**What to produce**.
How many lines in these records hold the string "玻璃李氏比重瓶"? State only that number.

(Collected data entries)
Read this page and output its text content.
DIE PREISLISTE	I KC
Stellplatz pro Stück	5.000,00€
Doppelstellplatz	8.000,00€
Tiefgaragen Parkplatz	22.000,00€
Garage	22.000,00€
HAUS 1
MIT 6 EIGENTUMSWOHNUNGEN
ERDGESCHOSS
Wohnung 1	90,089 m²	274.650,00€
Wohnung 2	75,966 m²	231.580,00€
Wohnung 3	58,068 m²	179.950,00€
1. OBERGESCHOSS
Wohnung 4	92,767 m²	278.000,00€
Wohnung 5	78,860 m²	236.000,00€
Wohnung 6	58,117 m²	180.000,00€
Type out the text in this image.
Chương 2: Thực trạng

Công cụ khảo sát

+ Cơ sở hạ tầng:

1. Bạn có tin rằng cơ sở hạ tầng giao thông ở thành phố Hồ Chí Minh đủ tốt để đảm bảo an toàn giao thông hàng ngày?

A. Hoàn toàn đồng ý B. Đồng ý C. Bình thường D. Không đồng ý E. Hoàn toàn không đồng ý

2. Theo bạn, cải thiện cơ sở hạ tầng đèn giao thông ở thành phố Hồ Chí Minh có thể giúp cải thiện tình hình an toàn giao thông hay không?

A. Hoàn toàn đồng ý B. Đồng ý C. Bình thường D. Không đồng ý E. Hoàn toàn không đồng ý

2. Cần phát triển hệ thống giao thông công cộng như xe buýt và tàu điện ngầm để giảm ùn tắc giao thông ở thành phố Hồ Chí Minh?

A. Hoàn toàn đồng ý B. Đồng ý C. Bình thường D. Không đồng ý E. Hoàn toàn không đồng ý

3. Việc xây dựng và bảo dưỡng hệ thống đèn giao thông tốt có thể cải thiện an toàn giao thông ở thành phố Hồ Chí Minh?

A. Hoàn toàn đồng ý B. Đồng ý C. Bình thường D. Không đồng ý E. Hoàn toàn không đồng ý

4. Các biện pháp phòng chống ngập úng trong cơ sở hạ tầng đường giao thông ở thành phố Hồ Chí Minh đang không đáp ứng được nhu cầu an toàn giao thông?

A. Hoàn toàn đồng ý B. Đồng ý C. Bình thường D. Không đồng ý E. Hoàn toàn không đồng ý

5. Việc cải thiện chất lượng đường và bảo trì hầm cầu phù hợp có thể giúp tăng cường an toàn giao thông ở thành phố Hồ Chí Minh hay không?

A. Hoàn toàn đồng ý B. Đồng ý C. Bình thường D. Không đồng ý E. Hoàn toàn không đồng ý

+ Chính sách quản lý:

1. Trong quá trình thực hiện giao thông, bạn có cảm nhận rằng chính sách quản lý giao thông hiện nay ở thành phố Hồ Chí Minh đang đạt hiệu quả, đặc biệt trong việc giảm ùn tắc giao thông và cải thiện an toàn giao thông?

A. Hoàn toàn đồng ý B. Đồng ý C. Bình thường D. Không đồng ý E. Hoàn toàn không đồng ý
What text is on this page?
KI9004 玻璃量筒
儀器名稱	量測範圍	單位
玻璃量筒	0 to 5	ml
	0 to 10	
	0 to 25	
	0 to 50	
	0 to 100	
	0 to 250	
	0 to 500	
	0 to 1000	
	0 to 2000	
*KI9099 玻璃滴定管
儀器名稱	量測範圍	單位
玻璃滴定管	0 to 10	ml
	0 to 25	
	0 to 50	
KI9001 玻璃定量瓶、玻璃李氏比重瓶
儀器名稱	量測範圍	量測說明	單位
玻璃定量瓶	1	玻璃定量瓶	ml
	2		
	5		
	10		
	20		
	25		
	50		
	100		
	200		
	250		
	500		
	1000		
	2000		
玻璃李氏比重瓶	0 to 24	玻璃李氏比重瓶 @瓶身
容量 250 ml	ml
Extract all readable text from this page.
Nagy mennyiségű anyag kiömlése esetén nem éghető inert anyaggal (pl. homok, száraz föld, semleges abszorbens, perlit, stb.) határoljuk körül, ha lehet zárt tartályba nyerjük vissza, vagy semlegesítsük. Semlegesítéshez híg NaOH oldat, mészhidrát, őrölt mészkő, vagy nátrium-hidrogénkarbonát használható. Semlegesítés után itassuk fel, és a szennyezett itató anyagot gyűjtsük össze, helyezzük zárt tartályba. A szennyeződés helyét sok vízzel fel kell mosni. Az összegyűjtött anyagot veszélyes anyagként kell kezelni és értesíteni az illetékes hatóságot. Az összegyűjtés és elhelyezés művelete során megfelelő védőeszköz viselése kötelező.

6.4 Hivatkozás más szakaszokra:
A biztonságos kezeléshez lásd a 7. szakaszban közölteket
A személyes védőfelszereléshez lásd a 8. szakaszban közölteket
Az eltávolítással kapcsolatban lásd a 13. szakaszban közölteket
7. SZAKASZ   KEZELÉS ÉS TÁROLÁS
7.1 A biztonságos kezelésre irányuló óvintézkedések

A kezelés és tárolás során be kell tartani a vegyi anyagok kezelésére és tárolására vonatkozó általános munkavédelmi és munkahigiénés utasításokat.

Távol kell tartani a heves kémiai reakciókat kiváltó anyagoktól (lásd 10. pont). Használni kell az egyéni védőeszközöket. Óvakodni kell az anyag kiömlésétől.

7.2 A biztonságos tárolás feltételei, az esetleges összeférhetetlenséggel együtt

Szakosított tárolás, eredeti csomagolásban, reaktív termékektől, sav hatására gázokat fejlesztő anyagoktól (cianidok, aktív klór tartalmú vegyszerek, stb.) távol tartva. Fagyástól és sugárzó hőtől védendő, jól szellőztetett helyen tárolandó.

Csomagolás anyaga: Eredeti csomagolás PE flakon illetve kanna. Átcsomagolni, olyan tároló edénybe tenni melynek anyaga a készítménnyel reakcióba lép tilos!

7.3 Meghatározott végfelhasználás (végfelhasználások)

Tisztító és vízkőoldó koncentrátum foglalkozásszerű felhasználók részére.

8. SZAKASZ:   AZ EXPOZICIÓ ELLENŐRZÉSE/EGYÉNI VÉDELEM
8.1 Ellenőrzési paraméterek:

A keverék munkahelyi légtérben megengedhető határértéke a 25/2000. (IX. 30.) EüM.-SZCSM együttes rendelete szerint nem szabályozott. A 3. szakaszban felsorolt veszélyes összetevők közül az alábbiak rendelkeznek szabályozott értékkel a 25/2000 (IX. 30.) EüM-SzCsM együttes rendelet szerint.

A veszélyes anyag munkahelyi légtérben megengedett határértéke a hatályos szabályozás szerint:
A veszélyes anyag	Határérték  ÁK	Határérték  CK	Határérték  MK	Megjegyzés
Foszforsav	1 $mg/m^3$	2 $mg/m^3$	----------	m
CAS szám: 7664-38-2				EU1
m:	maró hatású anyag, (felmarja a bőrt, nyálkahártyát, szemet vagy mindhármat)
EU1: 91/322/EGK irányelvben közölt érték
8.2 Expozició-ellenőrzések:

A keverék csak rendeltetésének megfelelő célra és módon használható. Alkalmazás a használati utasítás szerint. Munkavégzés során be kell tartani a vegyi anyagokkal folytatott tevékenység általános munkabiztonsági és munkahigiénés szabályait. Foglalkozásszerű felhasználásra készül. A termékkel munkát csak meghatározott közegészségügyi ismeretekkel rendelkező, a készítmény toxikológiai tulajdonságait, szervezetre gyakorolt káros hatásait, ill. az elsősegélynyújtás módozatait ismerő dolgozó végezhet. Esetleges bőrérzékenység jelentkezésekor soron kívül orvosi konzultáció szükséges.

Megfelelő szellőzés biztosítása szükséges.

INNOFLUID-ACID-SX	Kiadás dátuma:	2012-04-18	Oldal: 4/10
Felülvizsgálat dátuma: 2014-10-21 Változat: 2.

**Result of this exercise**.
2